Stated problem.
Which lines of the records contain "text"? Collect every one of them.

Listing.
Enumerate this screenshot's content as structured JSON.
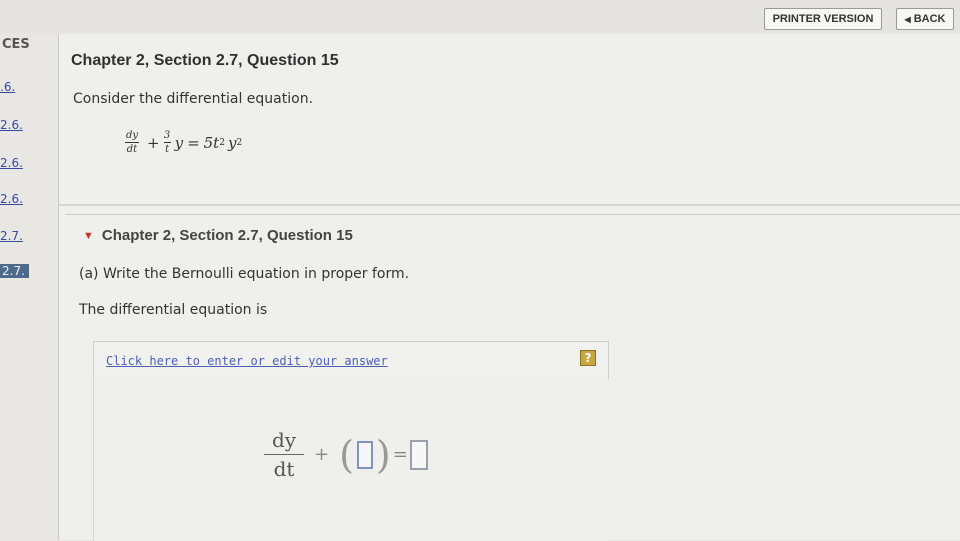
{
  "header": {
    "printer_version": "PRINTER VERSION",
    "back": "BACK"
  },
  "sidebar": {
    "heading": "CES",
    "items": [
      {
        "label": ".6."
      },
      {
        "label": "2.6."
      },
      {
        "label": "2.6."
      },
      {
        "label": "2.6."
      },
      {
        "label": "2.7."
      },
      {
        "label": "2.7."
      }
    ]
  },
  "question": {
    "title": "Chapter 2, Section 2.7, Question 15",
    "prompt": "Consider the differential equation.",
    "equation": {
      "dy": "dy",
      "dt": "dt",
      "plus": "+",
      "coef_num": "3",
      "coef_den": "t",
      "y": "y",
      "equals": "=",
      "rhs": "5t",
      "rhs_exp_t": "2",
      "rhs_y": "y",
      "rhs_exp_y": "2"
    }
  },
  "part": {
    "title": "Chapter 2, Section 2.7, Question 15",
    "part_a": "(a) Write the Bernoulli equation in proper form.",
    "intro": "The differential equation is",
    "answer_link": "Click here to enter or edit your answer",
    "help": "?",
    "answer_eq": {
      "dy": "dy",
      "dt": "dt",
      "plus": "+",
      "lparen": "(",
      "rparen": ")",
      "equals": "="
    }
  }
}
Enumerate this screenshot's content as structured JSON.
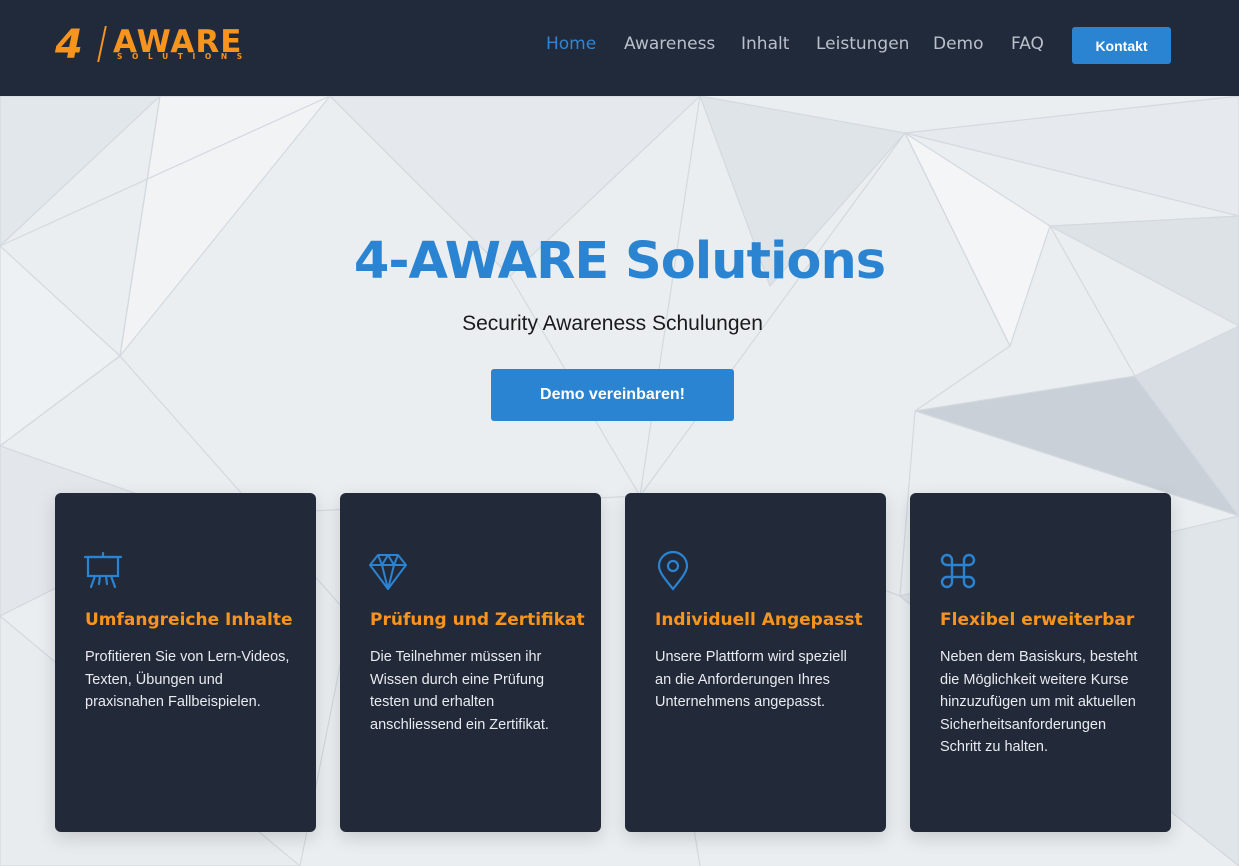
{
  "brand": {
    "logo_four": "4",
    "logo_name": "AWARE",
    "logo_sub": "SOLUTIONS",
    "accent": "#f7941d",
    "primary": "#2a84d2",
    "dark": "#212a3a"
  },
  "nav": {
    "items": [
      {
        "label": "Home",
        "active": true
      },
      {
        "label": "Awareness",
        "active": false
      },
      {
        "label": "Inhalt",
        "active": false
      },
      {
        "label": "Leistungen",
        "active": false
      },
      {
        "label": "Demo",
        "active": false
      },
      {
        "label": "FAQ",
        "active": false
      }
    ],
    "contact_label": "Kontakt"
  },
  "hero": {
    "title": "4-AWARE Solutions",
    "subtitle": "Security Awareness Schulungen",
    "cta_label": "Demo vereinbaren!"
  },
  "features": [
    {
      "icon": "presentation-easel-icon",
      "title": "Umfangreiche Inhalte",
      "text": "Profitieren Sie von Lern-Videos, Texten, Übungen und praxisnahen Fallbeispielen."
    },
    {
      "icon": "diamond-icon",
      "title": "Prüfung und Zertifikat",
      "text": "Die Teilnehmer müssen ihr Wissen durch eine Prüfung testen und erhalten anschliessend ein Zertifikat."
    },
    {
      "icon": "map-pin-icon",
      "title": "Individuell Angepasst",
      "text": "Unsere Plattform wird speziell an die Anforderungen Ihres Unternehmens angepasst."
    },
    {
      "icon": "command-icon",
      "title": "Flexibel erweiterbar",
      "text": "Neben dem Basiskurs, besteht die Möglichkeit weitere Kurse hinzuzufügen um mit aktuellen Sicherheitsanforderungen Schritt zu halten."
    }
  ]
}
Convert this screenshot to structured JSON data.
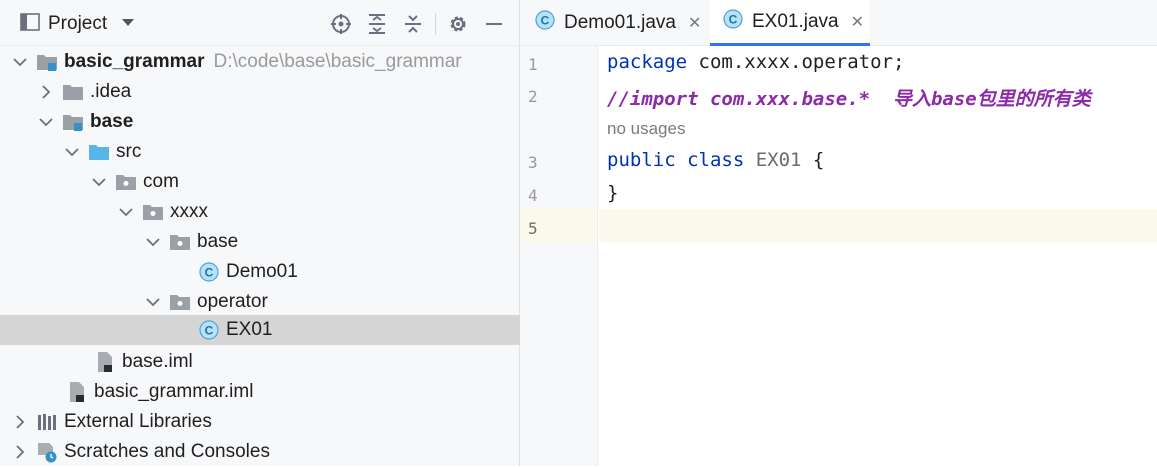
{
  "project_panel": {
    "title": "Project",
    "icons": [
      "locate-icon",
      "expand-all-icon",
      "collapse-all-icon",
      "settings-icon",
      "hide-icon"
    ]
  },
  "tree": [
    {
      "label": "basic_grammar",
      "path": "D:\\code\\base\\basic_grammar",
      "bold": true,
      "icon": "module-icon",
      "arrow": "down"
    },
    {
      "label": ".idea",
      "bold": false,
      "icon": "folder-icon",
      "arrow": "right"
    },
    {
      "label": "base",
      "bold": true,
      "icon": "module-icon",
      "arrow": "down"
    },
    {
      "label": "src",
      "bold": false,
      "icon": "source-folder-icon",
      "arrow": "down"
    },
    {
      "label": "com",
      "bold": false,
      "icon": "package-icon",
      "arrow": "down"
    },
    {
      "label": "xxxx",
      "bold": false,
      "icon": "package-icon",
      "arrow": "down"
    },
    {
      "label": "base",
      "bold": false,
      "icon": "package-icon",
      "arrow": "down"
    },
    {
      "label": "Demo01",
      "bold": false,
      "icon": "class-icon",
      "arrow": "none"
    },
    {
      "label": "operator",
      "bold": false,
      "icon": "package-icon",
      "arrow": "down"
    },
    {
      "label": "EX01",
      "bold": false,
      "icon": "class-icon",
      "arrow": "none",
      "selected": true
    },
    {
      "label": "base.iml",
      "bold": false,
      "icon": "iml-file-icon",
      "arrow": "none"
    },
    {
      "label": "basic_grammar.iml",
      "bold": false,
      "icon": "iml-file-icon",
      "arrow": "none"
    },
    {
      "label": "External Libraries",
      "bold": false,
      "icon": "libraries-icon",
      "arrow": "right"
    },
    {
      "label": "Scratches and Consoles",
      "bold": false,
      "icon": "scratches-icon",
      "arrow": "right"
    }
  ],
  "tabs": [
    {
      "label": "Demo01.java",
      "active": false
    },
    {
      "label": "EX01.java",
      "active": true
    }
  ],
  "editor": {
    "line_numbers": [
      "1",
      "2",
      "3",
      "4",
      "5"
    ],
    "line1": {
      "kw": "package",
      "rest": " com.xxxx.operator;"
    },
    "line2": {
      "comment": "//import com.xxx.base.*  导入base包里的所有类"
    },
    "usages": "no usages",
    "line3": {
      "kw": "public class",
      "name": " EX01 ",
      "brace": "{"
    },
    "line4": {
      "brace": "}"
    },
    "colors": {
      "keyword": "#0033b3",
      "comment": "#8c2ba9",
      "current_line": "#fcfaed",
      "selection": "#d5d5d5",
      "accent": "#3574f0"
    }
  }
}
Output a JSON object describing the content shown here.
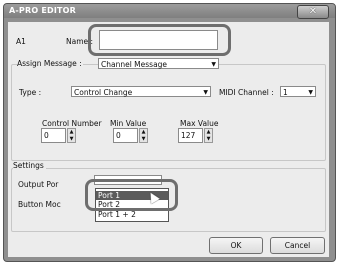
{
  "window": {
    "title": "A-PRO EDITOR",
    "close_glyph": "✕"
  },
  "name_row": {
    "slot": "A1",
    "label": "Name :",
    "value": ""
  },
  "assign": {
    "label": "Assign Message :",
    "value": "Channel Message",
    "type_label": "Type :",
    "type_value": "Control Change",
    "midi_label": "MIDI Channel :",
    "midi_value": "1",
    "control_label": "Control Number",
    "control_value": "0",
    "min_label": "Min Value",
    "min_value": "0",
    "max_label": "Max Value",
    "max_value": "127"
  },
  "settings": {
    "label": "Settings",
    "output_label": "Output Por",
    "button_label": "Button Moc",
    "output_options": [
      "Port 1",
      "Port 2",
      "Port 1 + 2"
    ]
  },
  "footer": {
    "ok_label": "OK",
    "cancel_label": "Cancel"
  },
  "icons": {
    "dropdown": "chevron-down-icon",
    "spin_up": "arrow-up-icon",
    "spin_down": "arrow-down-icon"
  }
}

Answer below.
      "text": "Profitieren Sie von Lern-Videos, Texten, Übungen und praxisnahen Fallbeispielen."
      "text": "Die Teilnehmer müssen ihr Wissen durch eine Prüfung testen und erhalten anschliessend ein Zertifikat."
      "text": "Unsere Plattform wird speziell an die Anforderungen Ihres Unternehmens angepasst."
      "text": "Neben dem Basiskurs, besteht die Möglichkeit weitere Kurse hinzuzufügen um mit aktuellen Sicherheitsanforderungen Schritt zu halten."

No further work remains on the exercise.